Recorded data:
⟨
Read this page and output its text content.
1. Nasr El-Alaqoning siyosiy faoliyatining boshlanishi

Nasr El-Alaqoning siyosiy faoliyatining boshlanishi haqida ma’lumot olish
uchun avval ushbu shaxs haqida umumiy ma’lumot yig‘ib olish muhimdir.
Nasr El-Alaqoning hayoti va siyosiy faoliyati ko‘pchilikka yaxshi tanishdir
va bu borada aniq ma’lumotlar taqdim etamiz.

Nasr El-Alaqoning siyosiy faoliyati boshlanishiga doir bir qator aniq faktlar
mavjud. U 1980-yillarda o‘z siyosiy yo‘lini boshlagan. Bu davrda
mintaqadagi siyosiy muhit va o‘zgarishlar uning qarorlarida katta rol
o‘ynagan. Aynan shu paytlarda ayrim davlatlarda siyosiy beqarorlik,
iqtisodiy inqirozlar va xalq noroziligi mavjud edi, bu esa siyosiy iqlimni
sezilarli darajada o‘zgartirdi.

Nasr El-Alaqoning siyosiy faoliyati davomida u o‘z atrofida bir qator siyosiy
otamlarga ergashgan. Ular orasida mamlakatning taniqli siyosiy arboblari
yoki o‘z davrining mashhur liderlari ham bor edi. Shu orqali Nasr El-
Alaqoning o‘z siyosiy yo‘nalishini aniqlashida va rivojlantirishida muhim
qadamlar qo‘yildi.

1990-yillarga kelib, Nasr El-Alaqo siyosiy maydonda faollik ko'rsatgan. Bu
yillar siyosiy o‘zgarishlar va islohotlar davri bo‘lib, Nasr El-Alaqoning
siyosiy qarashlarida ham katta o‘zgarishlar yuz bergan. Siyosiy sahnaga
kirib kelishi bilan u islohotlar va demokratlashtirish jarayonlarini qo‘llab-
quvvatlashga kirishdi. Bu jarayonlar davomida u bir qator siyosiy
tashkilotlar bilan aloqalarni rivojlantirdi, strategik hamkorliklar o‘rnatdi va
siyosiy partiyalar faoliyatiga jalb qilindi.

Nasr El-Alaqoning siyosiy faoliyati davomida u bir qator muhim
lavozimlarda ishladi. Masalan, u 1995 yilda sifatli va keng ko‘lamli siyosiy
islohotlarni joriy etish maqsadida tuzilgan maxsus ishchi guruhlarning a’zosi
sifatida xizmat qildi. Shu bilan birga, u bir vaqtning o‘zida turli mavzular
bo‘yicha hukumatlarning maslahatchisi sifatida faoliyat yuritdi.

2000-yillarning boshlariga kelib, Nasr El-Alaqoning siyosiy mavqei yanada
⟩
⟨
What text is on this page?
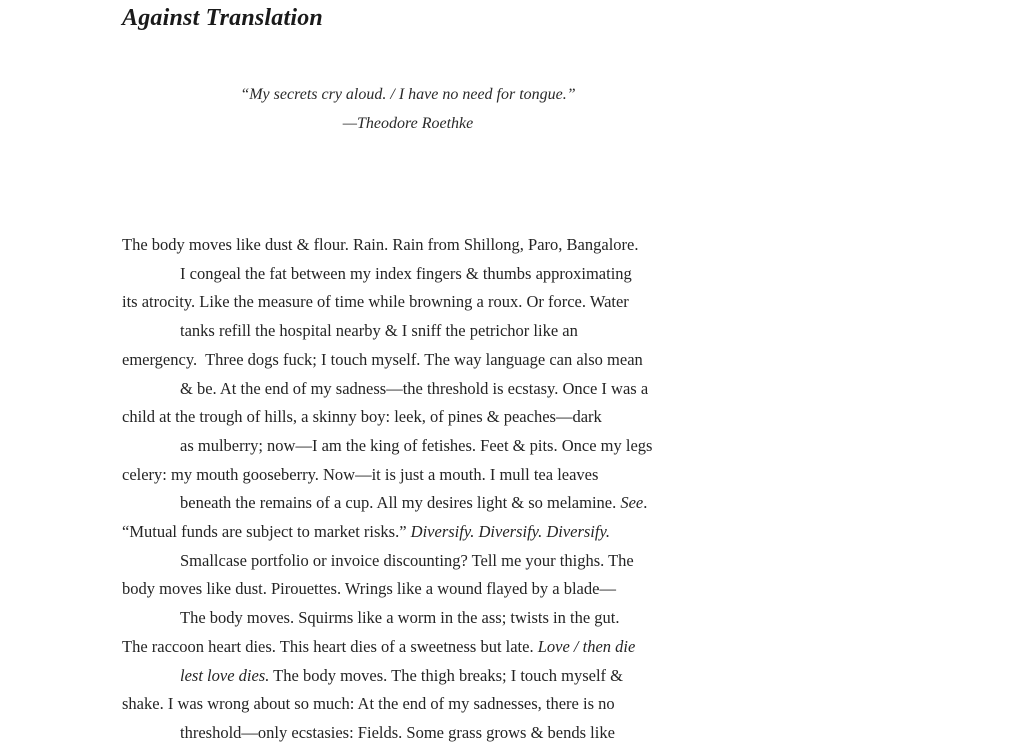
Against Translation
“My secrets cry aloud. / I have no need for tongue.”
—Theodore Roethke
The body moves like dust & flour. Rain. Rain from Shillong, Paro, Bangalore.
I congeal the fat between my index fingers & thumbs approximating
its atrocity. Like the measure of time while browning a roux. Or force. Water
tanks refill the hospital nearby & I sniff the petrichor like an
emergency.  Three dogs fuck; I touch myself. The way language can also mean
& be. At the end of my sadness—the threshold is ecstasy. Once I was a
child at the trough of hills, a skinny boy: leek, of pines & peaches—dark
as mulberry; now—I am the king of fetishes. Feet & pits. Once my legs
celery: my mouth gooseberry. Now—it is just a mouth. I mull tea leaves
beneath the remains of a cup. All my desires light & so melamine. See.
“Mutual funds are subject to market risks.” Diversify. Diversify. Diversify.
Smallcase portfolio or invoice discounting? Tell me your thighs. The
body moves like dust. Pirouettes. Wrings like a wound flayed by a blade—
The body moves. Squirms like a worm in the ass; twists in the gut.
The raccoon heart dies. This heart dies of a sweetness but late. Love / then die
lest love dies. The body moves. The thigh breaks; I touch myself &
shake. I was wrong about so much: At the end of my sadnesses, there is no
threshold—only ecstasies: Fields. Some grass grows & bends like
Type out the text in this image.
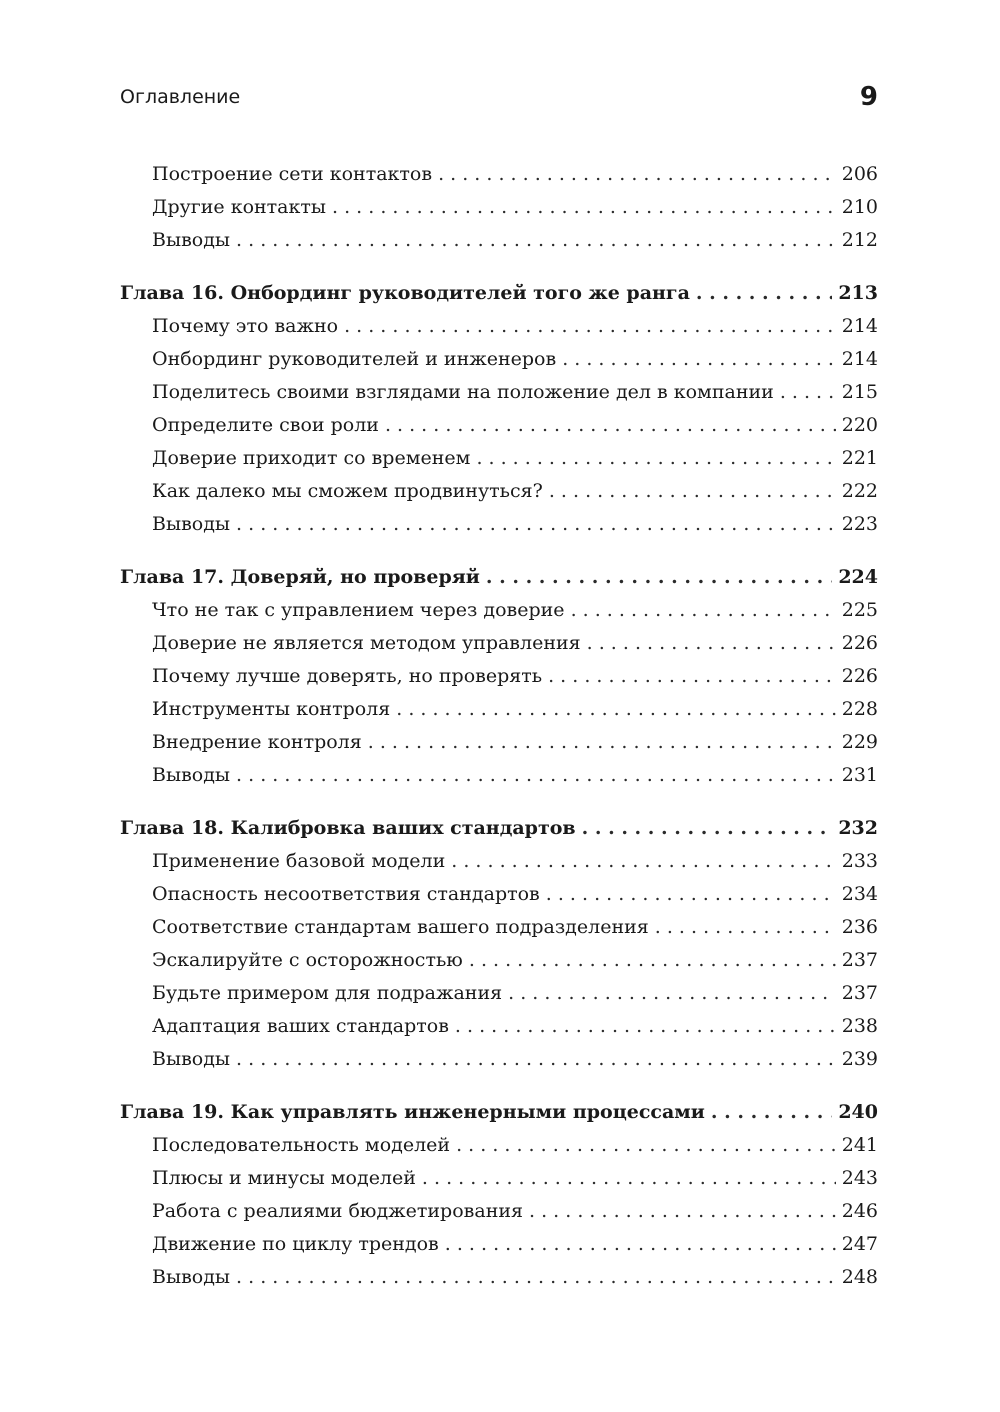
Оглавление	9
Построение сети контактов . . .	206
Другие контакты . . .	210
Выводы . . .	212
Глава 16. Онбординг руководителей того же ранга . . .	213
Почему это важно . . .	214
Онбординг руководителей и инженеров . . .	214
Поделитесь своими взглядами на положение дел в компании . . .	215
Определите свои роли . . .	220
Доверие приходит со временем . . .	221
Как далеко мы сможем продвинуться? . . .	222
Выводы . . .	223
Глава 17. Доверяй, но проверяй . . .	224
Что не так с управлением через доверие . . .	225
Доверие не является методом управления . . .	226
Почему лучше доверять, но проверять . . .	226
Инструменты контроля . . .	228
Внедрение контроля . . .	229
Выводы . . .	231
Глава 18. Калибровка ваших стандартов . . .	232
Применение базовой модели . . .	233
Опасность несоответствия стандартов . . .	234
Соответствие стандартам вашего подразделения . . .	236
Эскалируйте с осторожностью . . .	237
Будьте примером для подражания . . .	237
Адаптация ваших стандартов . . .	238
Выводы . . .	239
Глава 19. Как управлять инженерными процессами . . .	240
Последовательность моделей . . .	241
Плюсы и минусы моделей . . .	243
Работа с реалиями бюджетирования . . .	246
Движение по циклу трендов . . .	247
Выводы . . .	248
⟩
⟨
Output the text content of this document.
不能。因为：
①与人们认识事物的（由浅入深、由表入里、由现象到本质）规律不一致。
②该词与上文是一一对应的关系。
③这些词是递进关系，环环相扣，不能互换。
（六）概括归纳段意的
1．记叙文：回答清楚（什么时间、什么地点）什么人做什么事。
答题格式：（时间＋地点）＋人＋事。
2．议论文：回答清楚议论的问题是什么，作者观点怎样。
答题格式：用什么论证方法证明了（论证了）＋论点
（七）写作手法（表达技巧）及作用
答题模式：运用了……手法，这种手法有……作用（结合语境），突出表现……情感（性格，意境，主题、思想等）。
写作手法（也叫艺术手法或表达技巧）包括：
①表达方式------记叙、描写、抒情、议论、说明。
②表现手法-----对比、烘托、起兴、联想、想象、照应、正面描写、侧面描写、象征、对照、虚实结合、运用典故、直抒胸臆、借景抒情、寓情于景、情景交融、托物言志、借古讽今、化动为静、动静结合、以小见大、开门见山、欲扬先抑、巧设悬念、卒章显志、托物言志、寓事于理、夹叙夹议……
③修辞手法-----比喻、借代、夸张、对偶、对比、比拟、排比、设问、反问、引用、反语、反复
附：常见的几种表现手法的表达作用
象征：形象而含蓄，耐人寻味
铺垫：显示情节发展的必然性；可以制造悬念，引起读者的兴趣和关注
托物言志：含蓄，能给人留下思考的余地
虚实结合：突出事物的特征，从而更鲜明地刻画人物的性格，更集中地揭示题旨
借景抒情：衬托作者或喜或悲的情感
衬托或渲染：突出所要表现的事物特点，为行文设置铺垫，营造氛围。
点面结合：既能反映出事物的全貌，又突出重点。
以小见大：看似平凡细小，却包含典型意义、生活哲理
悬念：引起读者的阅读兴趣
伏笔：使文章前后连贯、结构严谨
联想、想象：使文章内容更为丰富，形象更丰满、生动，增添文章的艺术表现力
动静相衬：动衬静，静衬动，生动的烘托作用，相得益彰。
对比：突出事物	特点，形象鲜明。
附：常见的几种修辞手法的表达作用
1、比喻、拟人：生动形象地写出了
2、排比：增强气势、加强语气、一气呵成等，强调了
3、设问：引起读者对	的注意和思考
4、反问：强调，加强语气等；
⟩
Exercise goal: Report back each line of the entries that holds the string "page".

Exercise response:
Read this page and output its text content.
What text is on this page?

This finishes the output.